### Given records

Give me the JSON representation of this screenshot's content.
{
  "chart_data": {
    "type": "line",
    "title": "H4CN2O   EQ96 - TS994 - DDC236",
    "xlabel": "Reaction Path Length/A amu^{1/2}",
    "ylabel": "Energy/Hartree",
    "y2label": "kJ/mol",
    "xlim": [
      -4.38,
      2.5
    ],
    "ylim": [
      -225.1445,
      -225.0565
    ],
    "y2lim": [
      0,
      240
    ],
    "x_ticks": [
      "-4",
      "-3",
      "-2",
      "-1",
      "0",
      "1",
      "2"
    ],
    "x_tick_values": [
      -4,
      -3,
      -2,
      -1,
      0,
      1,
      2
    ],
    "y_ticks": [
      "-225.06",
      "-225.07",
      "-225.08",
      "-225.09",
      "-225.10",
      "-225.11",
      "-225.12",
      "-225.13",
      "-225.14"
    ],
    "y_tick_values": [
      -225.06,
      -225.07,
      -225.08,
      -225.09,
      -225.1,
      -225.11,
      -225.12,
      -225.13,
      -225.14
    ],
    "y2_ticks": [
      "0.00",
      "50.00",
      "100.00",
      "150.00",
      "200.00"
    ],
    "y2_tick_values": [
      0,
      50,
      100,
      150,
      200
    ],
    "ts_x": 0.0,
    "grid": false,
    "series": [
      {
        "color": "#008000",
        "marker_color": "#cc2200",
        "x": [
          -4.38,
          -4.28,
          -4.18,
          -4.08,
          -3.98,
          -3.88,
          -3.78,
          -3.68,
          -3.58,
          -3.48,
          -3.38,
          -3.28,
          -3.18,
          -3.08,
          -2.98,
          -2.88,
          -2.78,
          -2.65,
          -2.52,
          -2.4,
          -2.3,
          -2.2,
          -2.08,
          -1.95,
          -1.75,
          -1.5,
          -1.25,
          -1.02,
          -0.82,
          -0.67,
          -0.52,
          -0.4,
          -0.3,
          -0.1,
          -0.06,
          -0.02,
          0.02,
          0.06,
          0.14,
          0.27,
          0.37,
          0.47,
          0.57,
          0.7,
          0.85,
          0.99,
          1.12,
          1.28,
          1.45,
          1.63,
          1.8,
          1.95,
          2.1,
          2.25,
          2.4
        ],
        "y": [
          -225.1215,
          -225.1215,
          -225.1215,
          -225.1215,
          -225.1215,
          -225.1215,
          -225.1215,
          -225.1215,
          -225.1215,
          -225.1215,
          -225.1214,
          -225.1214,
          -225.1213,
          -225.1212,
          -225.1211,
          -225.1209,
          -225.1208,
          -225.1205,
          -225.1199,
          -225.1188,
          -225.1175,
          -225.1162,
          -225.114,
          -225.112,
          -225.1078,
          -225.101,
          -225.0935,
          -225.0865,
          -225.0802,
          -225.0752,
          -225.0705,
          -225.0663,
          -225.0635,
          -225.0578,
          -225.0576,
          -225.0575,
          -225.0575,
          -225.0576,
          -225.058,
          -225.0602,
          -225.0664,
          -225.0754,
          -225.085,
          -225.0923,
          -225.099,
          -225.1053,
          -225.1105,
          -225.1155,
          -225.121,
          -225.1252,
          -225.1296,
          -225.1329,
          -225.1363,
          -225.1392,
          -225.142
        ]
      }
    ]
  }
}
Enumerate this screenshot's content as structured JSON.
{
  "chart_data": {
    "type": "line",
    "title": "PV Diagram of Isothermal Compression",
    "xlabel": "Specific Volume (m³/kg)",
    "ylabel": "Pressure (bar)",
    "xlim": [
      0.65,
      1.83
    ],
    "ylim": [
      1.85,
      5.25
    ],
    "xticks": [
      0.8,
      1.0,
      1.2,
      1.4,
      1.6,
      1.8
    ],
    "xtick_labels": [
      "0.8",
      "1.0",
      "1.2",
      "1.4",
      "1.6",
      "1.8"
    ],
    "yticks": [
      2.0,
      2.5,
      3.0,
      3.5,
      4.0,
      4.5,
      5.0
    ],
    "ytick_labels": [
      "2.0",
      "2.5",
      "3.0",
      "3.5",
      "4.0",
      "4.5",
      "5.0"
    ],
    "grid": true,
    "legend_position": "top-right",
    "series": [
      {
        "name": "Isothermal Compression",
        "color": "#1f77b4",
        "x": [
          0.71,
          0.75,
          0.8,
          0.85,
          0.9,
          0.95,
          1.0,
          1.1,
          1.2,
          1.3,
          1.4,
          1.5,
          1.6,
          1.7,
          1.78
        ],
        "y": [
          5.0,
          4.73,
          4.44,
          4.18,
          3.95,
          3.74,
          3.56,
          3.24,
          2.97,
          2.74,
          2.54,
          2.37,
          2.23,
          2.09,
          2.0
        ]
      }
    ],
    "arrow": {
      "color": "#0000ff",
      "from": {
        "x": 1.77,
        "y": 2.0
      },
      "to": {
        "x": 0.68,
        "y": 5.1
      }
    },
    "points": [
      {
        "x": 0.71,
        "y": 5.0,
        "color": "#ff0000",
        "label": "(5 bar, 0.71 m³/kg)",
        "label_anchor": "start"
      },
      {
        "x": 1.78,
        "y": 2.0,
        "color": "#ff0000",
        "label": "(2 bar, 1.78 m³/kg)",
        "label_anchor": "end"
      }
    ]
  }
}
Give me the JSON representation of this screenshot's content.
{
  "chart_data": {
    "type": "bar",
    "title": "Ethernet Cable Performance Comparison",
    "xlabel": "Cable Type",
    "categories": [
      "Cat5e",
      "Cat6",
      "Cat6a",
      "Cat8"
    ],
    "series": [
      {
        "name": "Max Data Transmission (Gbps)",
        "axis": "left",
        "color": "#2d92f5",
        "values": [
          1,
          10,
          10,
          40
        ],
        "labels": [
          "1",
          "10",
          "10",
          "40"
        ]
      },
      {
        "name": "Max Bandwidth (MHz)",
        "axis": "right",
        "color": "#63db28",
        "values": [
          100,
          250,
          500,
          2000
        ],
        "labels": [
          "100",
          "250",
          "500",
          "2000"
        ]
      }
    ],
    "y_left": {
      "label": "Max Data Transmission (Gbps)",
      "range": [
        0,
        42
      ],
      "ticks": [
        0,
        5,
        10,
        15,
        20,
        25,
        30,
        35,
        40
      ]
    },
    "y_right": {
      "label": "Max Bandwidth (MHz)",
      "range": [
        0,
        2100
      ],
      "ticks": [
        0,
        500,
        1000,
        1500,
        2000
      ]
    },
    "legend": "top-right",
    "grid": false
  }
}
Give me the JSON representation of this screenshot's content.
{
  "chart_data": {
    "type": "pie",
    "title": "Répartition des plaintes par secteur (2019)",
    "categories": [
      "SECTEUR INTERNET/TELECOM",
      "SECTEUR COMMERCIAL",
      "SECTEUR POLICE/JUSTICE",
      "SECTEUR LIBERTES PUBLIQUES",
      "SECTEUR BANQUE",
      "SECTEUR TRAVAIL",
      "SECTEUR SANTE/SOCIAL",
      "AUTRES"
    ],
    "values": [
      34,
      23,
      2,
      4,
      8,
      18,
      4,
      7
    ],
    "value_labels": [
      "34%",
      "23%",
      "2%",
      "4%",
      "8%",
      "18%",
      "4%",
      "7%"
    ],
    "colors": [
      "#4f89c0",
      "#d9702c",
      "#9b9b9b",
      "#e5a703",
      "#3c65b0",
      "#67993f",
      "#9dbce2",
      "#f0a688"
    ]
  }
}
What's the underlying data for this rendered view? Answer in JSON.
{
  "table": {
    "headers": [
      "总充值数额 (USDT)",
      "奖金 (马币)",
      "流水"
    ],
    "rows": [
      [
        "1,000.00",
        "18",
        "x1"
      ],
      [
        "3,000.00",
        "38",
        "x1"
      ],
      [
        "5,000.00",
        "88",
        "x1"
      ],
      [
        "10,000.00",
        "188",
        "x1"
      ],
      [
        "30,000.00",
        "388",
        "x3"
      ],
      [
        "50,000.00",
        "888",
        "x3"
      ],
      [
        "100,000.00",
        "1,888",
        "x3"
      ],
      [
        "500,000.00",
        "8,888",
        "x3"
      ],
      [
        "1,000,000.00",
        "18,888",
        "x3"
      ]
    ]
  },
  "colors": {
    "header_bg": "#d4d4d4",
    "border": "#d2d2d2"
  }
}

### Exercise
Collect the lines of the records that include the string "Isothermal".

### Solution to the exercise
    "title": "PV Diagram of Isothermal Compression",
        "name": "Isothermal Compression",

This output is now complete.